=== EXCERPT TO READ ===

Saturday, June 24, 2006

'Oject of inspiration' A Constructivist lesson


Brainstorning a design idea in 3D
This exercise was given to a year 10 Visual Design class who have been instructed through subjective and cultural exploration of the social conventions and various traditional practices of designing and wearing that ‘special garment’.
The focus for their “Object of Inspiration” is this year’s WAVE Production: “The Jade Paladin and the flying Garuda.” Students are invited to display inspirational ideas and investigate new technologies.
Through exercises like these students will develop a sense of being artists responding to the WAVE production criteria and establish their own expressive relationship to the work they will create.
The final aim of this lesson is have the students (in groups) create an entry for the WAVE production.
The instructions given to the class were in groups of 3 or 4 create in one lesson a costume on a mannequin in response to the Wave categories. They could use anything in the room as long as they didn’t break anything and remembered where it came from.
The focus was on silhouette.


The students thoroughly enjoyed this lesson it came after a few theory and static lesson so it was well timed. So far this term the students have created design inspiration collages on the different sections for the WAVE production and the directors of the show have given an overview of the ideas behind the show.
So they came to this exercise with reasonable background knowledge.
It was interesting to see how this group of 13 female students formed dynamic groups that all worked well together. The students had 1½ hour’s to create and pull down their creations.
After giving the instructions I pulled back and observed the students interacting in their groups, taking photos and encouraging when they started to slow down. If I did this lesson again I would have a bunch of interesting objects placed around the room and not let them just focus on fabric.

This was quite a constructivist lesson I had been reading a lot about constructivism so it was at the forefront of my mind.
This lesson was driven by the impulse to focus on discovery learning allowing learner centred experiences and activity through social interaction.

Element boundary records:
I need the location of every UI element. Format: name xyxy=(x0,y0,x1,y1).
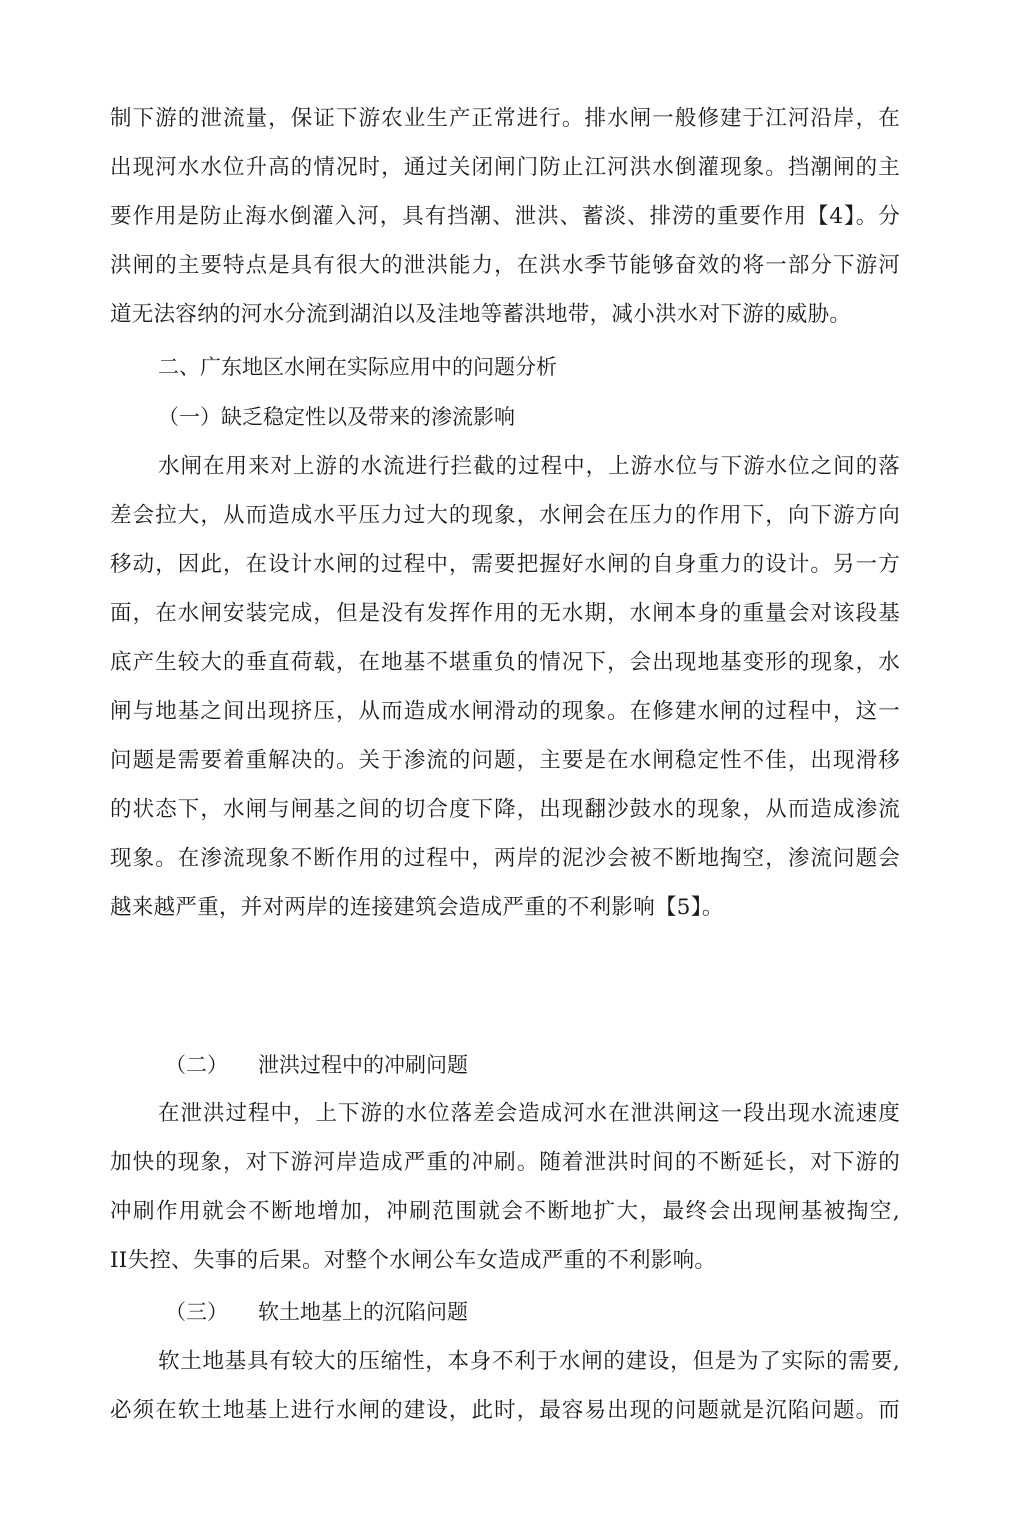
text-line: 洪闸的主要特点是具有很大的泄洪能力，在洪水季节能够奋效的将一部分下游河 xyxy=(110,253,900,278)
text-line: 制下游的泄流量，保证下游农业生产正常进行。排水闸一般修建于江河沿岸，在 xyxy=(110,106,900,131)
subheading-1: （一）缺乏稳定性以及带来的渗流影响 xyxy=(158,405,515,429)
text-line: 的状态下，水闸与闸基之间的切合度下降，出现翻沙鼓水的现象，从而造成渗流 xyxy=(110,797,900,822)
text-line: 冲刷作用就会不断地增加，冲刷范围就会不断地扩大，最终会出现闸基被掏空, xyxy=(110,1199,900,1224)
subheading-title: 泄洪过程中的冲刷问题 xyxy=(258,1053,468,1077)
subheading-number: （二） xyxy=(165,1053,228,1077)
text-line: 移动，因此，在设计水闸的过程中，需要把握好水闸的自身重力的设计。另一方 xyxy=(110,552,900,577)
text-line: 面，在水闸安装完成，但是没有发挥作用的无水期，水闸本身的重量会对该段基 xyxy=(110,601,900,626)
text-line: 出现河水水位升高的情况时，通过关闭闸门防止江河洪水倒灌现象。挡潮闸的主 xyxy=(110,155,900,180)
text-line: 越来越严重，并对两岸的连接建筑会造成严重的不利影响【5】。 xyxy=(110,895,724,920)
section-heading: 二、广东地区水闸在实际应用中的问题分析 xyxy=(158,355,557,379)
text-line: 差会拉大，从而造成水平压力过大的现象，水闸会在压力的作用下，向下游方向 xyxy=(110,503,900,528)
text-line: 水闸在用来对上游的水流进行拦截的过程中，上游水位与下游水位之间的落 xyxy=(158,454,900,479)
text-line: II失控、失事的后果。对整个水闸公车女造成严重的不利影响。 xyxy=(110,1248,717,1273)
text-line: 在泄洪过程中，上下游的水位落差会造成河水在泄洪闸这一段出现水流速度 xyxy=(158,1101,900,1126)
subheading-number: （三） xyxy=(165,1300,228,1324)
text-line: 问题是需要着重解决的。关于渗流的问题，主要是在水闸稳定性不佳，出现滑移 xyxy=(110,748,900,773)
subheading-title: 软土地基上的沉陷问题 xyxy=(258,1300,468,1324)
text-line: 底产生较大的垂直荷载，在地基不堪重负的情况下，会出现地基变形的现象，水 xyxy=(110,650,900,675)
text-line: 闸与地基之间出现挤压，从而造成水闸滑动的现象。在修建水闸的过程中，这一 xyxy=(110,699,900,724)
text-line: 必须在软土地基上进行水闸的建设，此时，最容易出现的问题就是沉陷问题。而 xyxy=(110,1398,900,1423)
text-line: 要作用是防止海水倒灌入河，具有挡潮、泄洪、蓄淡、排涝的重要作用【4】。分 xyxy=(110,204,900,229)
text-line: 加快的现象，对下游河岸造成严重的冲刷。随着泄洪时间的不断延长，对下游的 xyxy=(110,1150,900,1175)
text-line: 道无法容纳的河水分流到湖泊以及洼地等蓄洪地带，减小洪水对下游的威胁。 xyxy=(110,302,852,327)
text-line: 现象。在渗流现象不断作用的过程中，两岸的泥沙会被不断地掏空，渗流问题会 xyxy=(110,846,900,871)
text-line: 软土地基具有较大的压缩性，本身不利于水闸的建设，但是为了实际的需要, xyxy=(158,1349,900,1374)
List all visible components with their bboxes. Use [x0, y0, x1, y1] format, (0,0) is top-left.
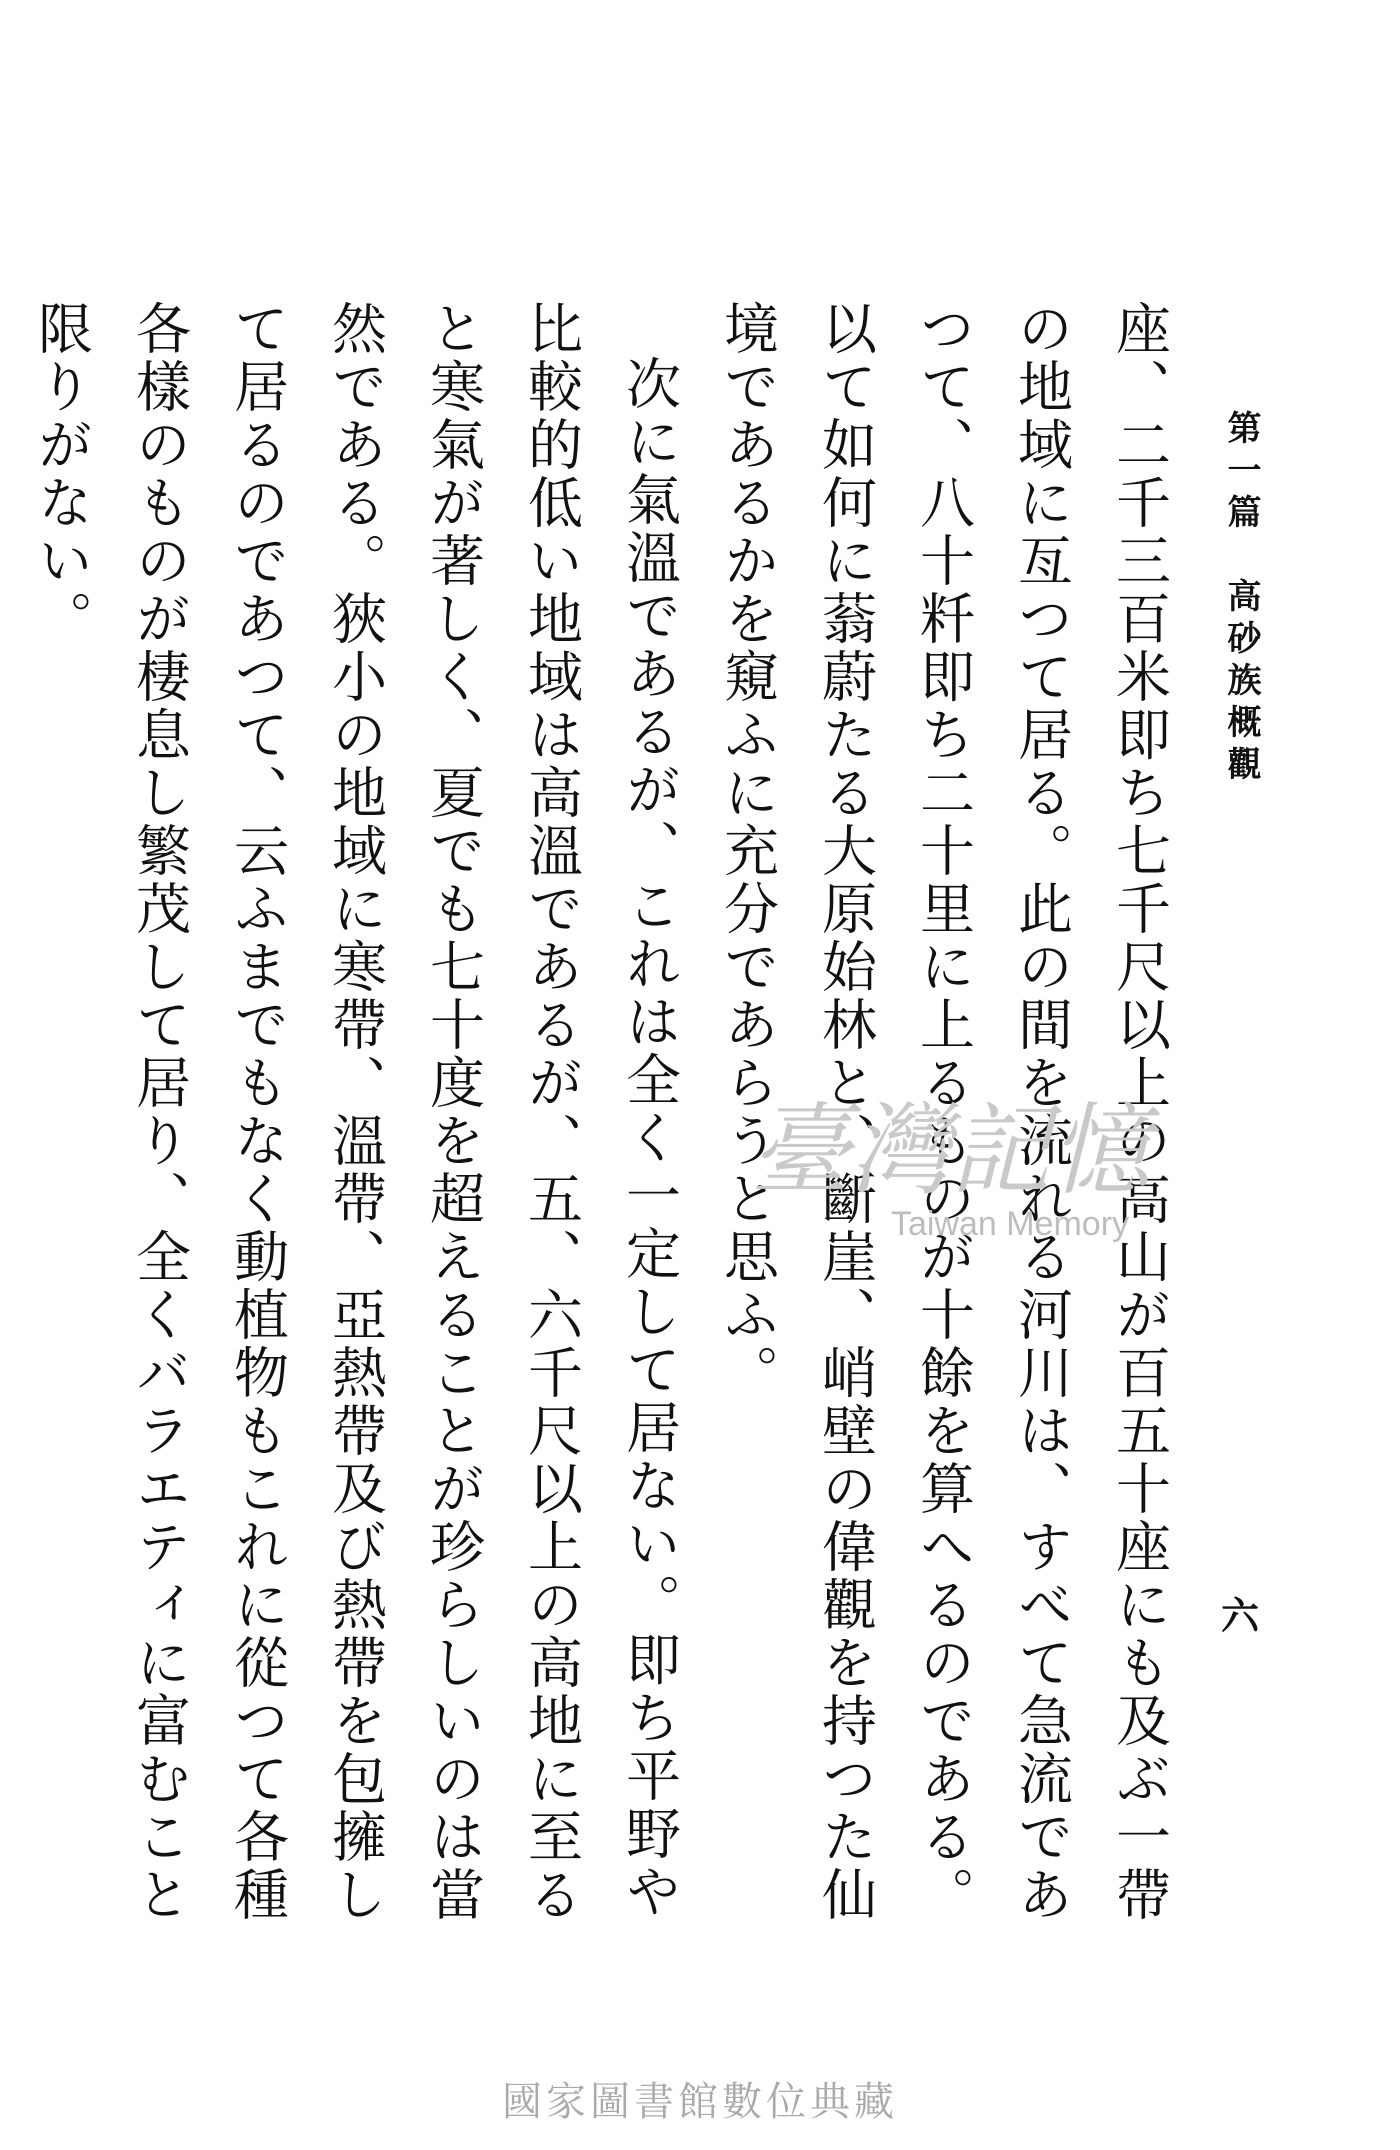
watermark-chinese-text: 臺灣記憶	[750, 1092, 1150, 1209]
source-footer: 國家圖書館數位典藏	[502, 2079, 898, 2125]
paragraph-1: 座、二千三百米即ち七千尺以上の高山が百五十座にも及ぶ一帶の地域に亙つて居る。此の間を流れる河川は、すべて急流であつて、八十粁即ち二十里に上るものが十餘を算へるのである。以て如何に蓊蔚たる大原始林と、斷崖、峭壁の偉觀を持つた仙境であるかを窺ふに充分であらうと思ふ。	[715, 300, 1171, 1924]
page-number: 六	[1220, 1593, 1259, 1638]
paragraph-3	[0, 300, 12, 1970]
body-text	[29, 300, 1188, 1970]
paragraph-2: 次に氣溫であるが、これは全く一定して居ない。即ち平野や比較的低い地域は高溫であるが、五、六千尺以上の高地に至ると寒氣が著しく、夏でも七十度を超えることが珍らしいのは當然である。狹小の地域に寒帶、溫帶、亞熱帶及び熱帶を包擁して居るのであつて、云ふまでもなく動植物もこれに從つて各種各樣のものが棲息し繁茂して居り、全くバラエティに富むこと限りがない。	[29, 300, 681, 1924]
running-header: 第一篇 高砂族概觀	[1221, 410, 1261, 788]
watermark-english-text: Taiwan Memory	[890, 1205, 1130, 1243]
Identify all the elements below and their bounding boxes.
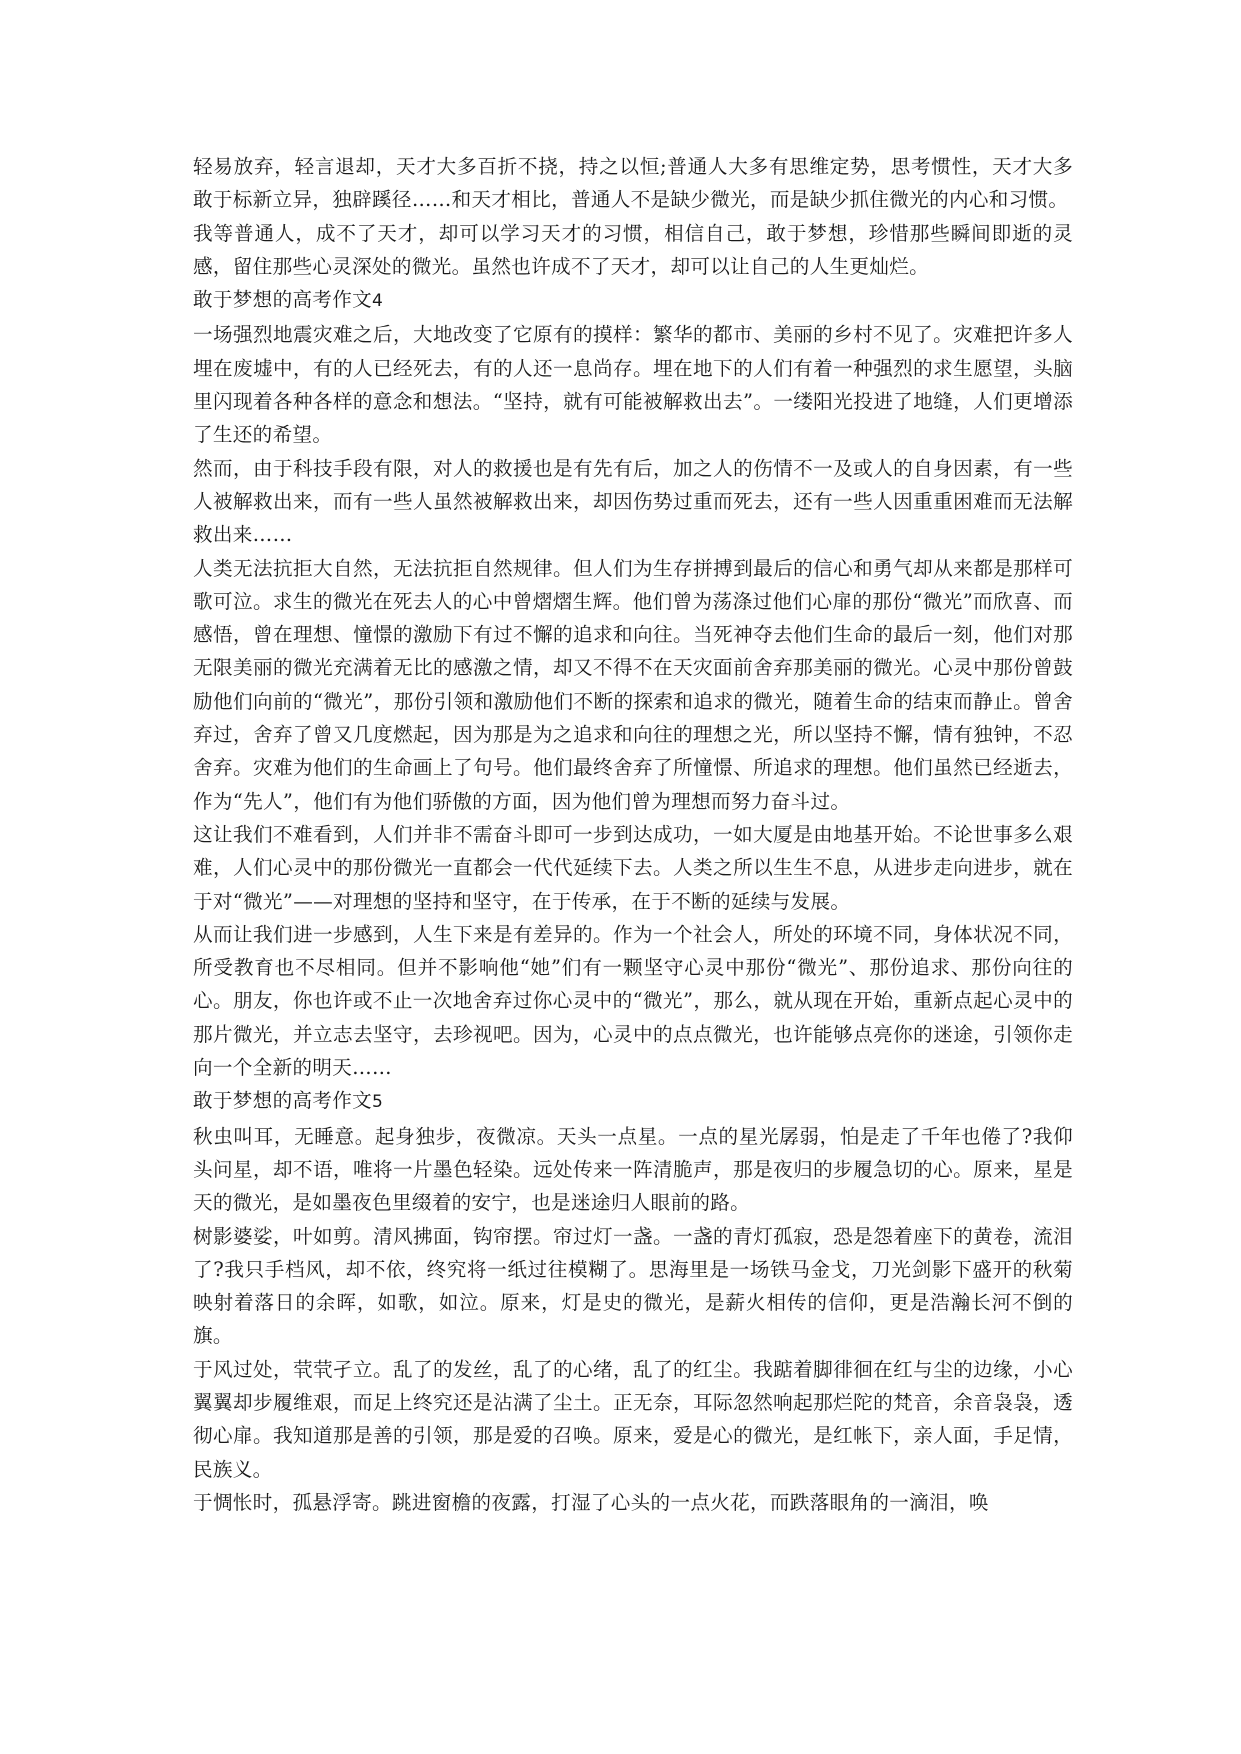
paragraph: 然而，由于科技手段有限，对人的救援也是有先有后，加之人的伤情不一及或人的自身因素，有一些人被解救出来，而有一些人虽然被解救出来，却因伤势过重而死去，还有一些人因重重困难而无法解救出来…… [193,456,1073,547]
paragraph: 一场强烈地震灾难之后，大地改变了它原有的摸样：繁华的都市、美丽的乡村不见了。灾难把许多人埋在废墟中，有的人已经死去，有的人还一息尚存。埋在地下的人们有着一种强烈的求生愿望，头脑里闪现着各种各样的意念和想法。“坚持，就有可能被解救出去”。一缕阳光投进了地缝，人们更增添了生还的希望。 [193,323,1073,447]
paragraph: 从而让我们进一步感到，人生下来是有差异的。作为一个社会人，所处的环境不同，身体状况不同，所受教育也不尽相同。但并不影响他“她”们有一颗坚守心灵中那份“微光”、那份追求、那份向往的心。朋友，你也许或不止一次地舍弃过你心灵中的“微光”，那么，就从现在开始，重新点起心灵中的那片微光，并立志去坚守，去珍视吧。因为，心灵中的点点微光，也许能够点亮你的迷途，引领你走向一个全新的明天…… [193,922,1073,1080]
paragraph: 秋虫叫耳，无睡意。起身独步，夜微凉。天头一点星。一点的星光孱弱，怕是走了千年也倦了?我仰头问星，却不语，唯将一片墨色轻染。远处传来一阵清脆声，那是夜归的步履急切的心。原来，星是天的微光，是如墨夜色里缀着的安宁，也是迷途归人眼前的路。 [193,1124,1073,1215]
section-heading-number: 5 [372,1092,384,1113]
paragraph: 树影婆娑，叶如剪。清风拂面，钩帘摆。帘过灯一盏。一盏的青灯孤寂，恐是怨着座下的黄卷，流泪了?我只手档风，却不依，终究将一纸过往模糊了。思海里是一场铁马金戈，刀光剑影下盛开的秋菊映射着落日的余晖，如歌，如泣。原来，灯是史的微光，是薪火相传的信仰，更是浩瀚长河不倒的旗。 [193,1224,1073,1348]
paragraph: 我等普通人，成不了天才，却可以学习天才的习惯，相信自己，敢于梦想，珍惜那些瞬间即逝的灵感，留住那些心灵深处的微光。虽然也许成不了天才，却可以让自己的人生更灿烂。 [193,221,1073,278]
section-heading-number: 4 [372,291,384,312]
article-body [193,150,1073,1519]
paragraph: 人类无法抗拒大自然，无法抗拒自然规律。但人们为生存拼搏到最后的信心和勇气却从来都是那样可歌可泣。求生的微光在死去人的心中曾熠熠生辉。他们曾为荡涤过他们心扉的那份“微光”而欣喜、而感悟，曾在理想、憧憬的激励下有过不懈的追求和向往。当死神夺去他们生命的最后一刻，他们对那无限美丽的微光充满着无比的感激之情，却又不得不在天灾面前舍弃那美丽的微光。心灵中那份曾鼓励他们向前的“微光”，那份引领和激励他们不断的探索和追求的微光，随着生命的结束而静止。曾舍弃过，舍弃了曾又几度燃起，因为那是为之追求和向往的理想之光，所以坚持不懈，情有独钟，不忍舍弃。灾难为他们的生命画上了句号。他们最终舍弃了所憧憬、所追求的理想。他们虽然已经逝去，作为“先人”，他们有为他们骄傲的方面，因为他们曾为理想而努力奋斗过。 [193,556,1073,813]
section-heading-text: 敢于梦想的高考作文 [193,288,373,312]
paragraph: 于风过处，茕茕孑立。乱了的发丝，乱了的心绪，乱了的红尘。我踮着脚徘徊在红与尘的边缘，小心翼翼却步履维艰，而足上终究还是沾满了尘土。正无奈，耳际忽然响起那烂陀的梵音，余音袅袅，透彻心扉。我知道那是善的引领，那是爱的召唤。原来，爱是心的微光，是红帐下，亲人面，手足情，民族义。 [193,1357,1073,1481]
paragraph: 这让我们不难看到，人们并非不需奋斗即可一步到达成功，一如大厦是由地基开始。不论世事多么艰难，人们心灵中的那份微光一直都会一代代延续下去。人类之所以生生不息，从进步走向进步，就在于对“微光”——对理想的坚持和坚守，在于传承，在于不断的延续与发展。 [193,822,1073,913]
paragraph: 轻易放弃，轻言退却，天才大多百折不挠，持之以恒;普通人大多有思维定势，思考惯性，天才大多敢于标新立异，独辟蹊径……和天才相比，普通人不是缺少微光，而是缺少抓住微光的内心和习惯。 [193,155,1073,212]
paragraph: 于惆怅时，孤悬浮寄。跳进窗檐的夜露，打湿了心头的一点火花，而跌落眼角的一滴泪，唤 [193,1490,989,1514]
section-heading [193,1084,1073,1119]
section-heading-text: 敢于梦想的高考作文 [193,1089,373,1113]
section-heading [193,283,1073,318]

=== PROBLEM A ===
In the costume lesson post, list each requirement or condition that the two sentences beginning "The instructions given to the class were" set for the students.
=== PROBLEM B ===
Extend the costume lesson post, starting after its last sentence.

=== EXERCISE RESPONSE A ===
- Work in groups of 3 or 4.
- Create the costume in one lesson.
- Build the costume on a mannequin.
- Respond to the Wave categories.
- Use anything in the room, as long as nothing is broken.
- Remember where each item came from.

=== EXERCISE RESPONSE B ===
It provided the students with an opportunity to work in groups in a collaborative learning environment. Through this the students got an experience of how different people work with in a group. They focused on creative problem solving, nutting out their ideas in 3D form which gave them a greater scope to work with rather than being limited by pen and paper.





One of the sighted limitations of the constructivist approach is that it is time consuming for the teacher to create a well-scaffolded lesson. The importance of providing a sufficient scaffold should not be underestimated it is the make or break in facilitating constructivist learning.

A Constructivist lesson continued...

On reflection this lesson I created could have had a stronger scaffolding to help the students focus on the silhouette. I have given an exercise to year 11 Visual Design students where they had only random objects and muslin, which provided a limited focus on the colour and fabric choice. The year 10 Visual design students got caught up on focusing on the fabrics, which made the focus of the lesson shift a bit.
Group work can be very productive but can also disadvantage some groups. Some groups have highly motivated students who will help to focus the group keeping them on task creating exciting work. Then you have students who dominate groups making the others feel second best and unable to express their creative ideas. Then you can get groups of totally unmotivated students who will try to get away with doing nothing, letting down their groups.


Discovery learning at best is suited to the self-motivated student where as the less confidant, unexperienced or lazy student can fall behind and get lost and bored. Discovery learning has to be monitored by the teacher to make sure the student doesn’t start to focus on something that the teacher didn’t intend.



Overall this lesson was well received and encouraged the students in their next step of inspiration. They found the groups that they went on to design pieces for the WAVE production with. It encouraged them to play with brainstorming in a physical form rather than being limited to the pen and paper.

They all had a lot of fun and were very pleased with their final products.
It was fascinating to see the ideas blossom and the dynamic of the groups un fold.

ACTION RESEARCH

A (usually cyclic) process by which change and understanding can be pursued at the one time, with action and critical reflection taking place in turn. The reflection is used to review the previous action and plan the next one. (Dick 1997)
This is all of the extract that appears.